**Objective**.
Return the data below line for line, without changing anything.

**Records for processing**.
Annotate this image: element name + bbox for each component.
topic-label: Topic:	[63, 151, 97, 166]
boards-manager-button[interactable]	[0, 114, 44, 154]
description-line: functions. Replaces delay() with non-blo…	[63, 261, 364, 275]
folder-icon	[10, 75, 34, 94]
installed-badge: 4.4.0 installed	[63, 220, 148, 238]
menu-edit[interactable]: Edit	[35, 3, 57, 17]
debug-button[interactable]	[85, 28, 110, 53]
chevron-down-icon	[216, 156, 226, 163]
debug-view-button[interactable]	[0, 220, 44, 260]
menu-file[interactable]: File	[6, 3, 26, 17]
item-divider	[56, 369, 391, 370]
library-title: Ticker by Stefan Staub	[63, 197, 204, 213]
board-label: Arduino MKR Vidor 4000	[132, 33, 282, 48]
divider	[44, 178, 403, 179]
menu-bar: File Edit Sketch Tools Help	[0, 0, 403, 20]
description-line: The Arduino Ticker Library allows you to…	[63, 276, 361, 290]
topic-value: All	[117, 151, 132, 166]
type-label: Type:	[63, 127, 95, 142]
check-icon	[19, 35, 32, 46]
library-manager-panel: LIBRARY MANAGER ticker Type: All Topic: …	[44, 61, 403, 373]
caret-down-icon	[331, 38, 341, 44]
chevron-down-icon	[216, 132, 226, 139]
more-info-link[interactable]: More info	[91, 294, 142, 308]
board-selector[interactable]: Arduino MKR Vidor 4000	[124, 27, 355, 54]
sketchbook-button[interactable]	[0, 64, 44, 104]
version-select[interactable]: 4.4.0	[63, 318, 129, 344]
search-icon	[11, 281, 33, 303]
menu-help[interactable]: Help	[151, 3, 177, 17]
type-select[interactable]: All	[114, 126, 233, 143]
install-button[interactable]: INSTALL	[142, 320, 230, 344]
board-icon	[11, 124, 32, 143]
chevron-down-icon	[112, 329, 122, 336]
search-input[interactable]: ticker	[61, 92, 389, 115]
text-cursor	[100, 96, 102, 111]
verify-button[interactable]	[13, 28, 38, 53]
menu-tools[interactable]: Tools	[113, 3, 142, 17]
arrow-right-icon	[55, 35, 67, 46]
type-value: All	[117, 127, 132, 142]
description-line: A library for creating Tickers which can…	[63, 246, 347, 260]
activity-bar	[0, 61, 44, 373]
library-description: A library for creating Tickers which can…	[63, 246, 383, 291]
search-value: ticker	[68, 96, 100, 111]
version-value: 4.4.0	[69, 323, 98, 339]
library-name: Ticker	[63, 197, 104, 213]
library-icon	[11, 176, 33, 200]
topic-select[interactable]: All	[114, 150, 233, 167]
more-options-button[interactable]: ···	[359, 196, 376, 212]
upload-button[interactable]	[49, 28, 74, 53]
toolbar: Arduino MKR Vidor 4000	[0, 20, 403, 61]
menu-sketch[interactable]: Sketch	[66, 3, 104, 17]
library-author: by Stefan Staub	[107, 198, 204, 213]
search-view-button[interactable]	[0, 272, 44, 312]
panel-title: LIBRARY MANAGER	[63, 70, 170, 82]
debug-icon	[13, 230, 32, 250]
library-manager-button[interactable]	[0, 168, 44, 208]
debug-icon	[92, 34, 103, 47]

**Worked answer**.
Annotate this image: element name + bbox for each component.
topic-label: Topic:	[63, 151, 97, 166]
boards-manager-button[interactable]	[0, 114, 44, 154]
description-line: functions. Replaces delay() with non-blo…	[63, 261, 364, 275]
folder-icon	[10, 75, 34, 94]
installed-badge: 4.4.0 installed	[63, 220, 148, 238]
menu-edit[interactable]: Edit	[35, 3, 57, 17]
debug-button[interactable]	[85, 28, 110, 53]
chevron-down-icon	[216, 156, 226, 163]
debug-view-button[interactable]	[0, 220, 44, 260]
menu-file[interactable]: File	[6, 3, 26, 17]
item-divider	[56, 369, 391, 370]
library-title: Ticker by Stefan Staub	[63, 197, 204, 213]
board-label: Arduino MKR Vidor 4000	[132, 33, 282, 48]
divider	[44, 178, 403, 179]
menu-bar: File Edit Sketch Tools Help	[0, 0, 403, 20]
description-line: The Arduino Ticker Library allows you to…	[63, 276, 361, 290]
topic-value: All	[117, 151, 132, 166]
type-label: Type:	[63, 127, 95, 142]
check-icon	[19, 35, 32, 46]
library-manager-panel: LIBRARY MANAGER ticker Type: All Topic: …	[44, 61, 403, 373]
caret-down-icon	[331, 38, 341, 44]
chevron-down-icon	[216, 132, 226, 139]
more-info-link[interactable]: More info	[91, 294, 142, 308]
board-selector[interactable]: Arduino MKR Vidor 4000	[124, 27, 355, 54]
sketchbook-button[interactable]	[0, 64, 44, 104]
version-select[interactable]: 4.4.0	[63, 318, 129, 344]
search-icon	[11, 281, 33, 303]
menu-help[interactable]: Help	[151, 3, 177, 17]
type-select[interactable]: All	[114, 126, 233, 143]
install-button[interactable]: INSTALL	[142, 320, 230, 344]
board-icon	[11, 124, 32, 143]
chevron-down-icon	[112, 329, 122, 336]
search-input[interactable]: ticker	[61, 92, 389, 115]
text-cursor	[100, 96, 102, 111]
verify-button[interactable]	[13, 28, 38, 53]
menu-tools[interactable]: Tools	[113, 3, 142, 17]
arrow-right-icon	[55, 35, 67, 46]
type-value: All	[117, 127, 132, 142]
description-line: A library for creating Tickers which can…	[63, 246, 347, 260]
activity-bar	[0, 61, 44, 373]
library-description: A library for creating Tickers which can…	[63, 246, 383, 291]
search-value: ticker	[68, 96, 100, 111]
version-value: 4.4.0	[69, 323, 98, 339]
library-name: Ticker	[63, 197, 104, 213]
library-icon	[11, 176, 33, 200]
topic-select[interactable]: All	[114, 150, 233, 167]
more-options-button[interactable]: ···	[359, 196, 376, 212]
upload-button[interactable]	[49, 28, 74, 53]
toolbar: Arduino MKR Vidor 4000	[0, 20, 403, 61]
menu-sketch[interactable]: Sketch	[66, 3, 104, 17]
library-author: by Stefan Staub	[107, 198, 204, 213]
search-view-button[interactable]	[0, 272, 44, 312]
panel-title: LIBRARY MANAGER	[63, 70, 170, 82]
debug-icon	[13, 230, 32, 250]
library-manager-button[interactable]	[0, 168, 44, 208]
debug-icon	[92, 34, 103, 47]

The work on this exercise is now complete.